▸ **What the task requires**:
Scan the data below for the string "JSON". Copy every line where it appears.

▸ **Records supplied**:

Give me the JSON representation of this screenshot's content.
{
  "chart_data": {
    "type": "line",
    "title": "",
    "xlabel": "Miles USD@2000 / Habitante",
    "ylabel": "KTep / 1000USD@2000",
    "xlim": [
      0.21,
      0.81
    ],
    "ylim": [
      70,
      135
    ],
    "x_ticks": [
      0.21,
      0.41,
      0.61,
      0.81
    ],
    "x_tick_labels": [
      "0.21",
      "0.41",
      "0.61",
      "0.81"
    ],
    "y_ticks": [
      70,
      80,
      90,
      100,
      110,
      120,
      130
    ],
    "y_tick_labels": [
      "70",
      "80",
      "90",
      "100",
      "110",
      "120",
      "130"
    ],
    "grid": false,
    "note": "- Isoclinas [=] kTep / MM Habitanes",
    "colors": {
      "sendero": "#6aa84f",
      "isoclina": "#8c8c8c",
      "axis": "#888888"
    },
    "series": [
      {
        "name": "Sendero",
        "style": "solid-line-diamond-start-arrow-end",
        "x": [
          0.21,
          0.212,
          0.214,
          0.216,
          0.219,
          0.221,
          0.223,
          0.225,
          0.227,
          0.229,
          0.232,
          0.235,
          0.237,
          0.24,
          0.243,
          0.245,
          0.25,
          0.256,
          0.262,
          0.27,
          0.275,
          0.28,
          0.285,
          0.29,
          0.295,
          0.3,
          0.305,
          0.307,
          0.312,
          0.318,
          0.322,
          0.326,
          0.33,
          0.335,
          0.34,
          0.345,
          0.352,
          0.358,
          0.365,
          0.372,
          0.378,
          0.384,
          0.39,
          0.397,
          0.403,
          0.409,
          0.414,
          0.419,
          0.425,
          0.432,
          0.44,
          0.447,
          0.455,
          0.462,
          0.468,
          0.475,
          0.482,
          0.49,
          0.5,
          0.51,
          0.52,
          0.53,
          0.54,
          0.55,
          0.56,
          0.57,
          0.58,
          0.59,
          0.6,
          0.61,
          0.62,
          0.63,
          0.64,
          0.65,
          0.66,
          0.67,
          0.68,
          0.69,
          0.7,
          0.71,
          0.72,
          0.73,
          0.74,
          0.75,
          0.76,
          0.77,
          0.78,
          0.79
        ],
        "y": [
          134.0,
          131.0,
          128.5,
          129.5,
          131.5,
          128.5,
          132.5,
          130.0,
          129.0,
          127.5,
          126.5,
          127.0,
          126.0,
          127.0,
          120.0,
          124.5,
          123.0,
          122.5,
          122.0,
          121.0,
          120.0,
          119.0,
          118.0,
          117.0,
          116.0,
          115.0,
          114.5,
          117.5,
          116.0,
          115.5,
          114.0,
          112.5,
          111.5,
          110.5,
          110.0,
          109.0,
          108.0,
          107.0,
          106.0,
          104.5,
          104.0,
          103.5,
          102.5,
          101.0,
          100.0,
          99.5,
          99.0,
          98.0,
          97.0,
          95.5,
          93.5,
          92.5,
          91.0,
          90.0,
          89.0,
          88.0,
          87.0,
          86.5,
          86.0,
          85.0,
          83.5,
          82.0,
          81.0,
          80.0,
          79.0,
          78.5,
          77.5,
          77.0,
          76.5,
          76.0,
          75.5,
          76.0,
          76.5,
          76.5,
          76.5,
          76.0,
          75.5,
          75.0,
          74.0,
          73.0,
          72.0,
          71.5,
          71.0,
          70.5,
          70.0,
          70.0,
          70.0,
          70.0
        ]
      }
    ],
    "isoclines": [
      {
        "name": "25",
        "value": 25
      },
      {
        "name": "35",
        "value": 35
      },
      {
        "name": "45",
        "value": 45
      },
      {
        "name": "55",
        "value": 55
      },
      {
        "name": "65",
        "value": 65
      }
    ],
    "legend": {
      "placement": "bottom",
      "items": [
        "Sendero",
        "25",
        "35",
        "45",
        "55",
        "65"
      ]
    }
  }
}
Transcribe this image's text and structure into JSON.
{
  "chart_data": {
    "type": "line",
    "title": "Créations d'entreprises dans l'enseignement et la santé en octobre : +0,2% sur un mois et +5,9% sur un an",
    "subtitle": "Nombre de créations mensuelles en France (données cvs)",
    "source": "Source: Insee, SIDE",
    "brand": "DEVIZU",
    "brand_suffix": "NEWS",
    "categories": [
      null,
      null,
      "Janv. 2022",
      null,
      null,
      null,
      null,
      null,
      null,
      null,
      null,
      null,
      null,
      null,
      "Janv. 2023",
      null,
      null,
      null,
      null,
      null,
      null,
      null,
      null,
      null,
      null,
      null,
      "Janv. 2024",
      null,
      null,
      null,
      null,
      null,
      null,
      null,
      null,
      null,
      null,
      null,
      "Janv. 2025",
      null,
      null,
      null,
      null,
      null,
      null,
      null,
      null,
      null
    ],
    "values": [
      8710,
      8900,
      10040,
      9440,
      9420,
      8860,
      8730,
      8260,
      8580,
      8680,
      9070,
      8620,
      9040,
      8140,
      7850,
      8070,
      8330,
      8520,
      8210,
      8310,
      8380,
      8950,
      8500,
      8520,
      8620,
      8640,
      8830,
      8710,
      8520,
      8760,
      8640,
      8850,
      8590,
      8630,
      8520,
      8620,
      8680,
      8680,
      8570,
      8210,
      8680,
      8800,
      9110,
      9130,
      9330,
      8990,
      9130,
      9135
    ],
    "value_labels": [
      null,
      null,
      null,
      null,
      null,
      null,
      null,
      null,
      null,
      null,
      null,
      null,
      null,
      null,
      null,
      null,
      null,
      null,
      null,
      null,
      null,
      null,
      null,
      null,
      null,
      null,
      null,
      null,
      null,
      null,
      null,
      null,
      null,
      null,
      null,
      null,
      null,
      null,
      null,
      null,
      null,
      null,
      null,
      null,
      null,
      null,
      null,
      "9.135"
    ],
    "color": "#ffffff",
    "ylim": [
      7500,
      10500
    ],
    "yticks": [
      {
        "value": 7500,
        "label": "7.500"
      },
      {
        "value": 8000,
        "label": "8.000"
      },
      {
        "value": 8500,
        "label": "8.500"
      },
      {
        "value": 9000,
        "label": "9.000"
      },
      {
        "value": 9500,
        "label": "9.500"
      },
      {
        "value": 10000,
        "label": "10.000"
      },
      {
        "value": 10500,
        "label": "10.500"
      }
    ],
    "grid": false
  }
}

▸ **Full answer**:
Give me the JSON representation of this screenshot's content.
Transcribe this image's text and structure into JSON.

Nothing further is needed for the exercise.